• **Written problem**
What is the number of lines in the entries below that include the word "this"? Provide the number only.

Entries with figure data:
☆ ☆ ☆ ☆ ☆ ☆ ☆

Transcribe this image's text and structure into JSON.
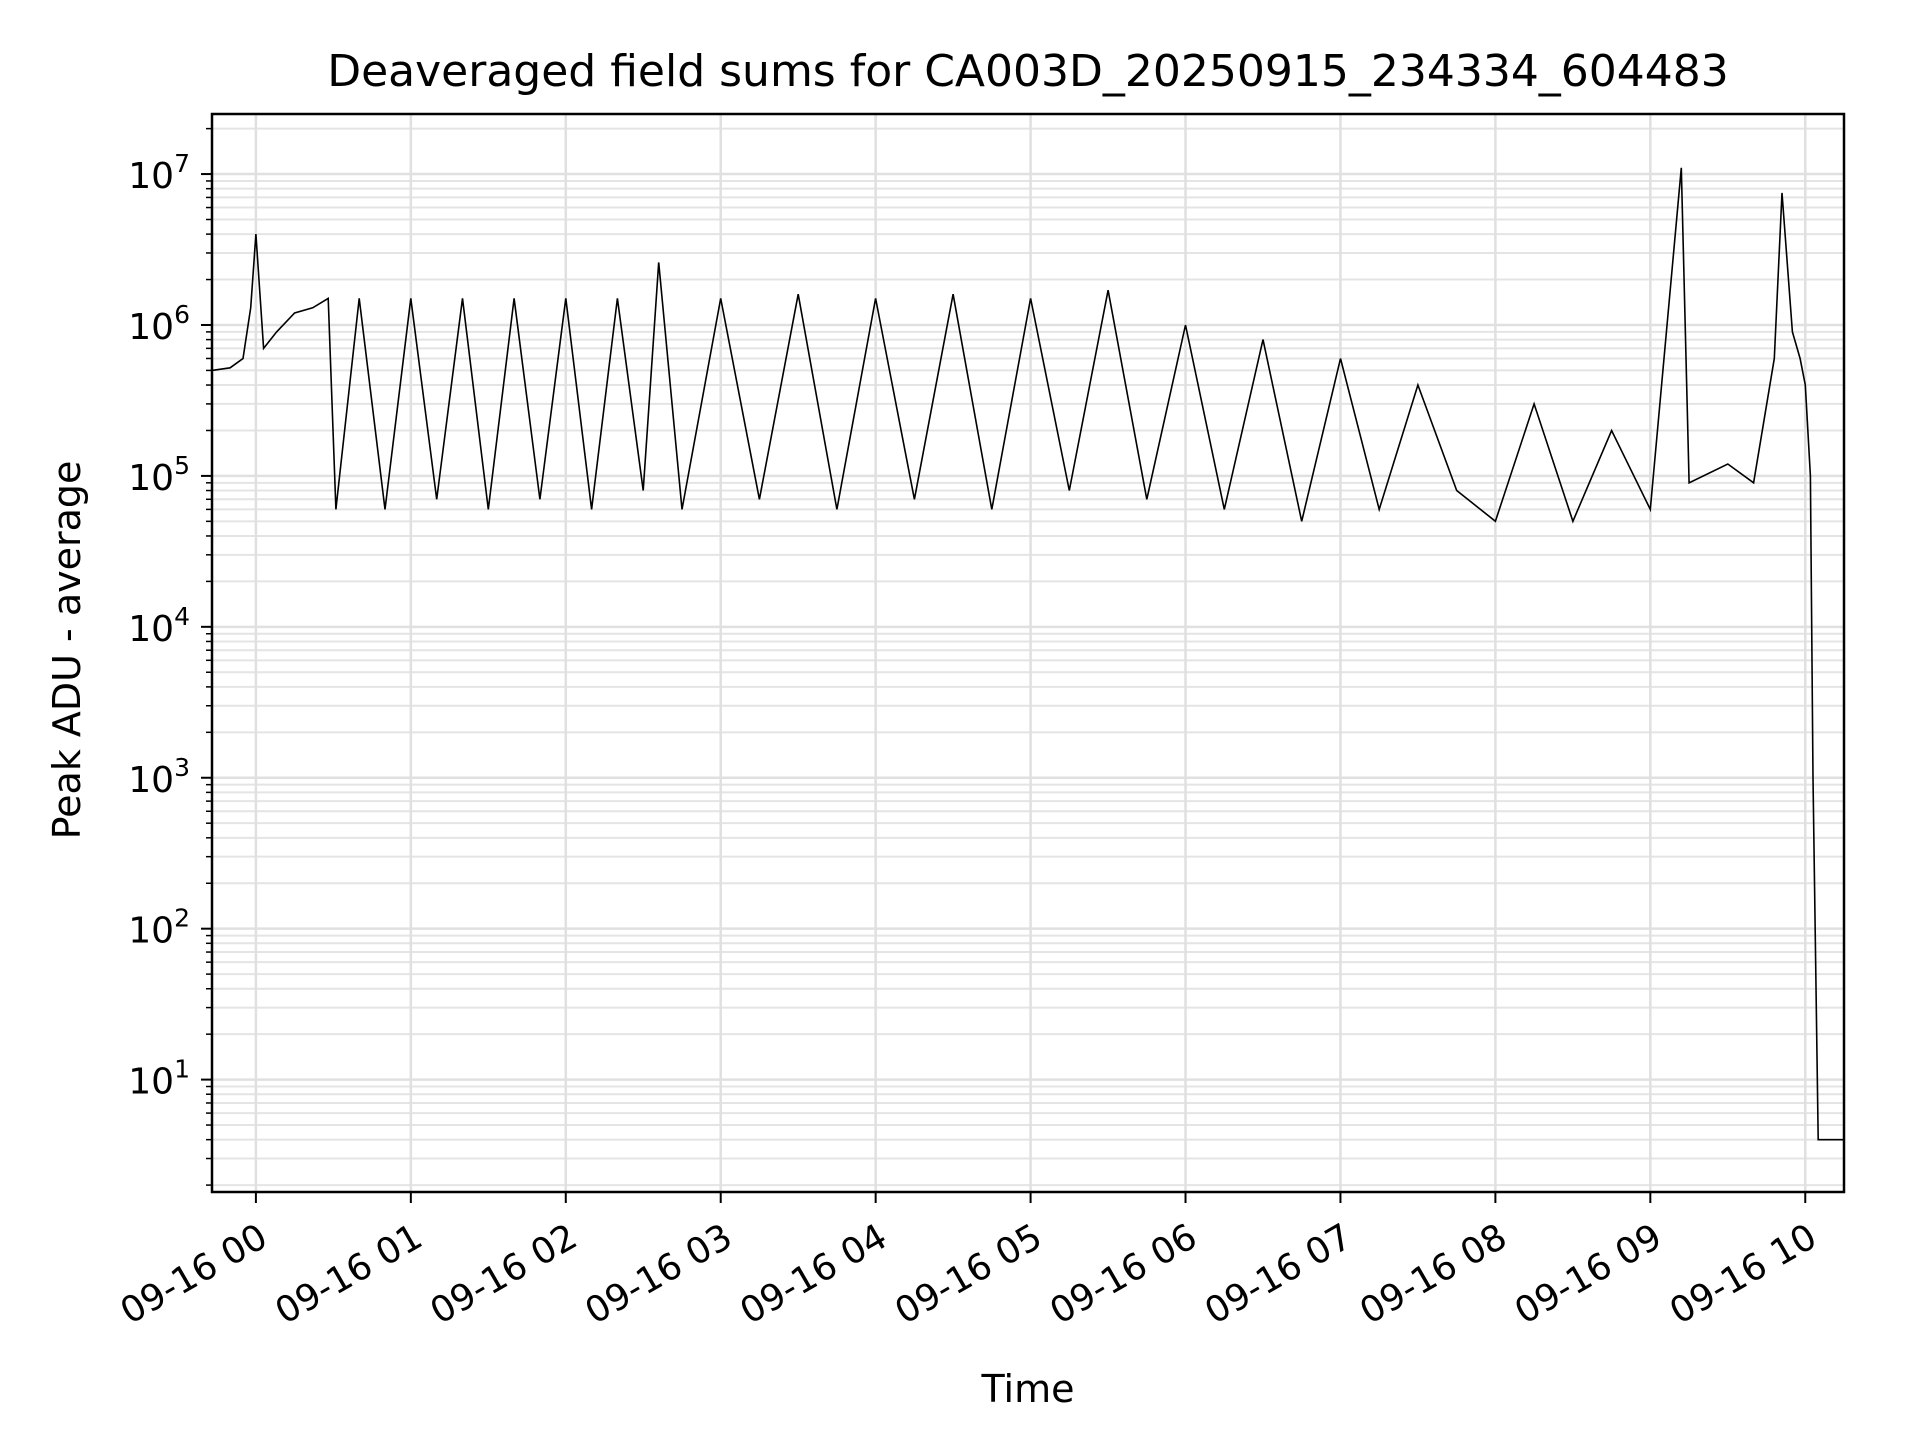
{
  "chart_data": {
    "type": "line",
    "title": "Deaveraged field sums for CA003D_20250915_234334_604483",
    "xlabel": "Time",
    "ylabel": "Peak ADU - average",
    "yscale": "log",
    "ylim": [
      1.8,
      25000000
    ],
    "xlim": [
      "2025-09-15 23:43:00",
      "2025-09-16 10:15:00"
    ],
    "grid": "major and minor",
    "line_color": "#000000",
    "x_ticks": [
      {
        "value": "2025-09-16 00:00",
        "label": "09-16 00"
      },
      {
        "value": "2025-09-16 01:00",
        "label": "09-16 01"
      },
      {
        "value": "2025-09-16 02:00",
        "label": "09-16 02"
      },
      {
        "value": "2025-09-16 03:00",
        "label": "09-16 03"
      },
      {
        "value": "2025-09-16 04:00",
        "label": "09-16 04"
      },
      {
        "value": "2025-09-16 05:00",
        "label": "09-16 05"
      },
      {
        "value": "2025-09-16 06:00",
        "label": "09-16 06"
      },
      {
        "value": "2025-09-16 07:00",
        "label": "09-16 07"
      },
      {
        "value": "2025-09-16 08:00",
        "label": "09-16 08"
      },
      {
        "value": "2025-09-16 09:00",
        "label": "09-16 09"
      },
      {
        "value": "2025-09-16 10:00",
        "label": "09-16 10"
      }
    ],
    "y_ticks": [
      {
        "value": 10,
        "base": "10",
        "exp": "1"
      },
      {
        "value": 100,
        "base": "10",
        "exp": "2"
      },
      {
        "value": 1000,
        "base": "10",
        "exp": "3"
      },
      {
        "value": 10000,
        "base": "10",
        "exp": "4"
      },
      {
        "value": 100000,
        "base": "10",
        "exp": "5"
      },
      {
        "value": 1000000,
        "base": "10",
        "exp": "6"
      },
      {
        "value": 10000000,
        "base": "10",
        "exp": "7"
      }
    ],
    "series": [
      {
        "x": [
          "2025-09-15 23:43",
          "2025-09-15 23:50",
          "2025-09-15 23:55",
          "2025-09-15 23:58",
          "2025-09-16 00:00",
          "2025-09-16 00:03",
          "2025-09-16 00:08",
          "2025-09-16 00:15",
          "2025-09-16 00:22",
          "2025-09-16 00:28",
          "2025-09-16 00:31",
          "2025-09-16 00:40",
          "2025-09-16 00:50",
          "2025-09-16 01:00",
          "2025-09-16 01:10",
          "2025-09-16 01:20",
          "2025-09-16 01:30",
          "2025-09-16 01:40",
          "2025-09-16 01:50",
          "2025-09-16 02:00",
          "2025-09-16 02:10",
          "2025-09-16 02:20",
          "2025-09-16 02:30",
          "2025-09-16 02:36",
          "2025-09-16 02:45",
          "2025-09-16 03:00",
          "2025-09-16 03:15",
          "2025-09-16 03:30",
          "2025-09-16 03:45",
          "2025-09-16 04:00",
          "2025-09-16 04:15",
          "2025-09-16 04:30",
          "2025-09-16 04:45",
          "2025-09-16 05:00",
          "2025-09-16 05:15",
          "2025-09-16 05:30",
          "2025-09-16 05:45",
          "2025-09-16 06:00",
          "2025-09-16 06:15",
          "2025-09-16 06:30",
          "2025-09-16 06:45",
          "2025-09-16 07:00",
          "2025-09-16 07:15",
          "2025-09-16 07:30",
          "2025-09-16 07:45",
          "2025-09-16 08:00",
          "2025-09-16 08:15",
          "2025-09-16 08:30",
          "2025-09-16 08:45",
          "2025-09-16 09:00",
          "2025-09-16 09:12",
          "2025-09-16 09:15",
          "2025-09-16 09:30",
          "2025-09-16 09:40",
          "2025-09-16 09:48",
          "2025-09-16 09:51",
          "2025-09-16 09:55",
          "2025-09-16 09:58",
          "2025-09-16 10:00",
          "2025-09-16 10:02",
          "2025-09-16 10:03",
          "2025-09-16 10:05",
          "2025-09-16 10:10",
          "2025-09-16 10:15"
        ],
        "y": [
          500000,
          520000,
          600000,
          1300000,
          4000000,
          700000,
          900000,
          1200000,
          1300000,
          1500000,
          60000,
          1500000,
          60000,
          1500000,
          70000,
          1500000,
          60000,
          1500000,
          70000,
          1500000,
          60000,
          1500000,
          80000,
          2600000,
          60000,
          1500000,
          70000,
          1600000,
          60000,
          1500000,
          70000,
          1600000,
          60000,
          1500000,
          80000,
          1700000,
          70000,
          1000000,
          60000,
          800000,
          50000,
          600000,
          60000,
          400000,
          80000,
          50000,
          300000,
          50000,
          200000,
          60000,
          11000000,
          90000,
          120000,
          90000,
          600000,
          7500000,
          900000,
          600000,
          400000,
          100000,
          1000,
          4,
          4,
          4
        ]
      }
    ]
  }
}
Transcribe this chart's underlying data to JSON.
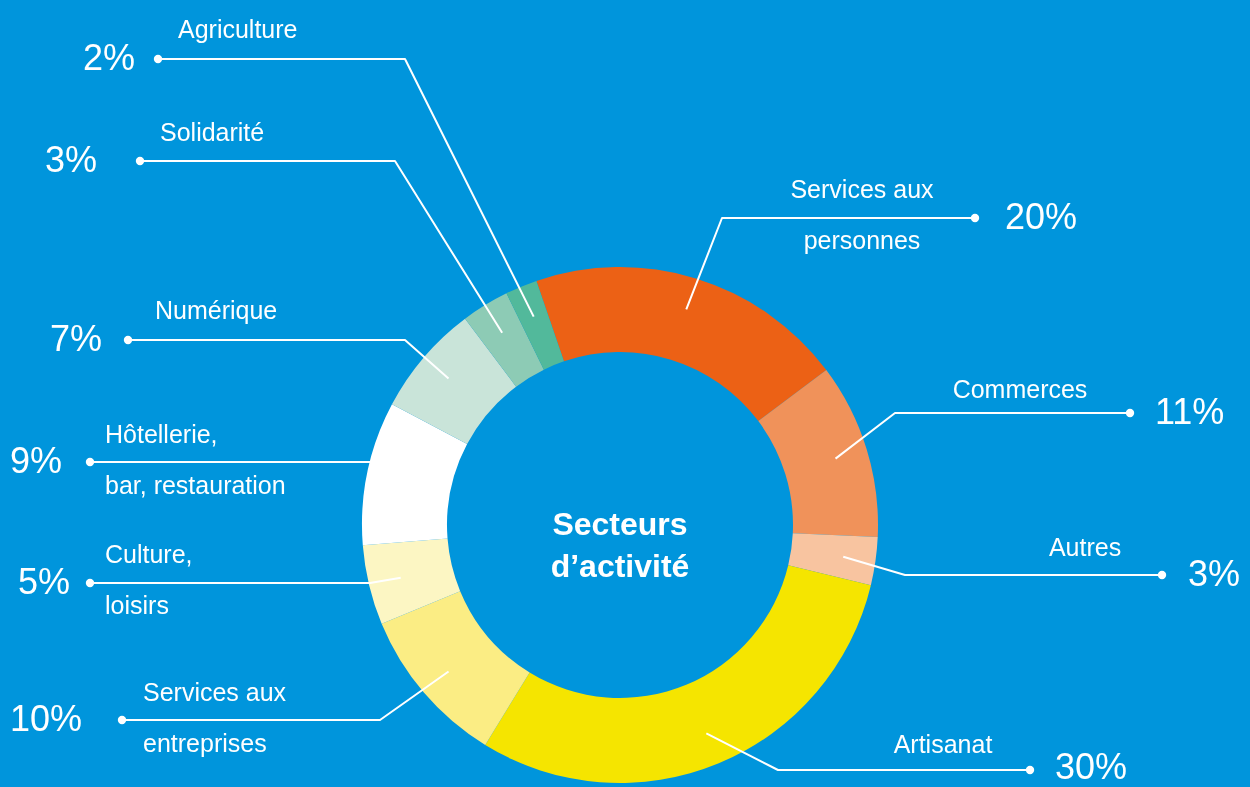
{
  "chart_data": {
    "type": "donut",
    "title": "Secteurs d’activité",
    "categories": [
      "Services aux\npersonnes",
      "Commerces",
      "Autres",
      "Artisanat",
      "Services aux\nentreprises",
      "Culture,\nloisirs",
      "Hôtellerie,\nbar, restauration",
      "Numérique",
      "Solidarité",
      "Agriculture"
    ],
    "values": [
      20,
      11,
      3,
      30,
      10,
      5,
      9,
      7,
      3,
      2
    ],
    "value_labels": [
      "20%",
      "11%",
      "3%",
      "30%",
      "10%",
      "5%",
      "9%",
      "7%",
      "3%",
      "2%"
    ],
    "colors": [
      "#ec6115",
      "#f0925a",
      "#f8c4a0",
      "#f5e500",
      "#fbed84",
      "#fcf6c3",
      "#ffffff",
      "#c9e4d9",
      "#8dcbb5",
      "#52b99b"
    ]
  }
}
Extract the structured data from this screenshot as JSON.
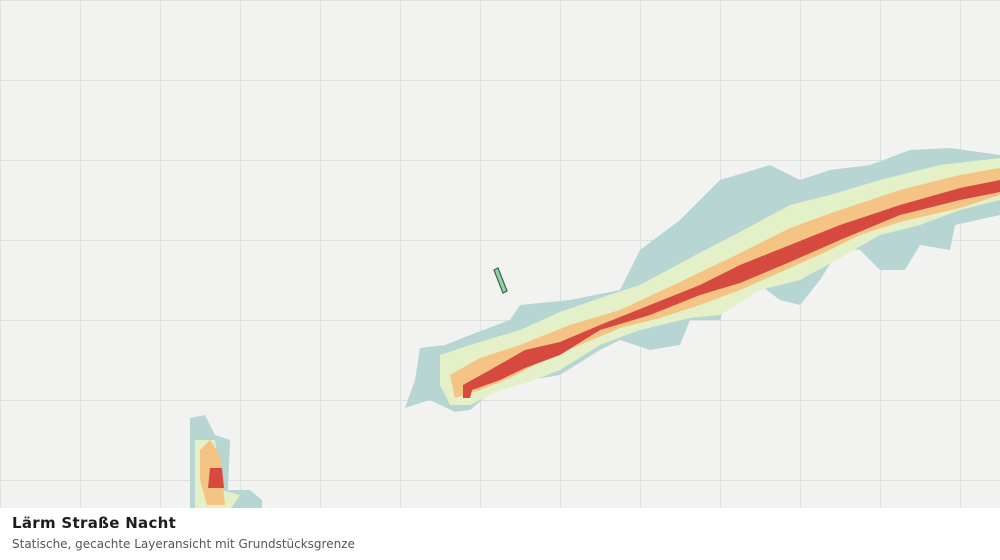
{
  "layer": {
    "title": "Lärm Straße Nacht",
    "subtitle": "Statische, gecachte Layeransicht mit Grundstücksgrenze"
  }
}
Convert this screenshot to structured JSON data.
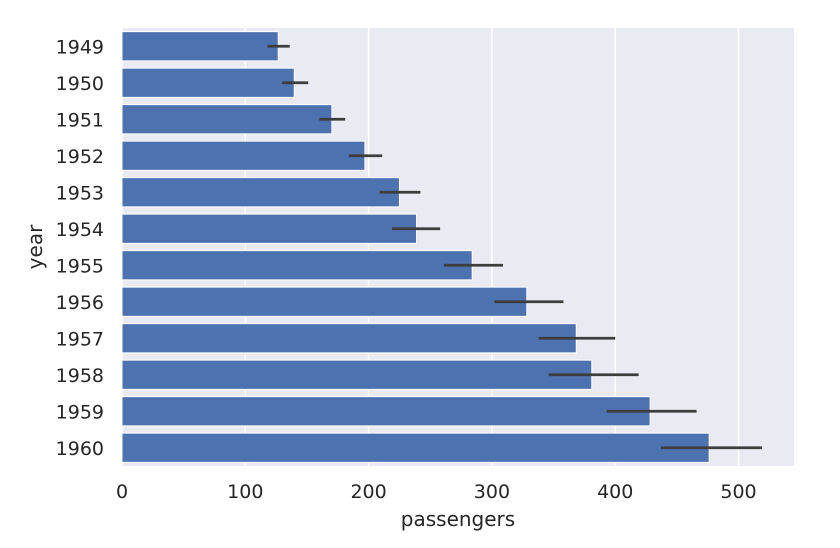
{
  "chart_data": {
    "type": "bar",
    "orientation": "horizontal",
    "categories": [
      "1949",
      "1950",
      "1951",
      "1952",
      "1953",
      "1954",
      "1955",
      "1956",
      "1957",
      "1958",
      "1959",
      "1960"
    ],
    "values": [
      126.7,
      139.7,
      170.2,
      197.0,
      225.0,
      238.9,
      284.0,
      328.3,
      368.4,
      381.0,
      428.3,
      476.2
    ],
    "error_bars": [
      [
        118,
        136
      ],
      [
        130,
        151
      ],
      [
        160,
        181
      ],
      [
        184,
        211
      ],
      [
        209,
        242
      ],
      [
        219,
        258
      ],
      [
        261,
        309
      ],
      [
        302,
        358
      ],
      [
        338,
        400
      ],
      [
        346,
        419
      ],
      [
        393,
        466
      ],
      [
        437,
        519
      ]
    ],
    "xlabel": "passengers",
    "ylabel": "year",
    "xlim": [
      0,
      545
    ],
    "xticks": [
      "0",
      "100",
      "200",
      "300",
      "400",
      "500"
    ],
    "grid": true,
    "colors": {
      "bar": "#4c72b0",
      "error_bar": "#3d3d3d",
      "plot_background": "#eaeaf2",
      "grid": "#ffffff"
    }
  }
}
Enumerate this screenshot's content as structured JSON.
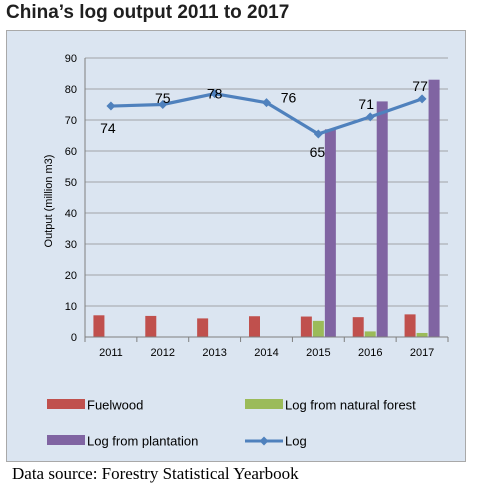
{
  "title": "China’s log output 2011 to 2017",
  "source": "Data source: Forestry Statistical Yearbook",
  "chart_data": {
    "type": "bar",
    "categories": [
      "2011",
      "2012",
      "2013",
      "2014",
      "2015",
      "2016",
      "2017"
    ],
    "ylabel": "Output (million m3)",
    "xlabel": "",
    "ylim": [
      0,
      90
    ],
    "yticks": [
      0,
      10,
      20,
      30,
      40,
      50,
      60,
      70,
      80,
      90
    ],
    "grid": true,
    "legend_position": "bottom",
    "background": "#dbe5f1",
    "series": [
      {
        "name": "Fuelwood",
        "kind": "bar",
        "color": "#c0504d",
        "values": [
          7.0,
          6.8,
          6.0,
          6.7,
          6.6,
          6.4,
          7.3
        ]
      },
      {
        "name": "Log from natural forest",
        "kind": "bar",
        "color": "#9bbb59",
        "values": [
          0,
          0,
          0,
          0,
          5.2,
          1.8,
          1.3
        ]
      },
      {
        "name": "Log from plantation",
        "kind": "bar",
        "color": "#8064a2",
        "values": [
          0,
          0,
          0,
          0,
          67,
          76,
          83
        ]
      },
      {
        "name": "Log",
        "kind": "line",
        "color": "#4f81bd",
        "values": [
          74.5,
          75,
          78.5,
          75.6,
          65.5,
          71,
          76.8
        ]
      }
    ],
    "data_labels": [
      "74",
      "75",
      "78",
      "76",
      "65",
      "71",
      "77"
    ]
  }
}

☆ ☆ ☆ ☆ ☆ ☆ ☆

• **Written solution**
5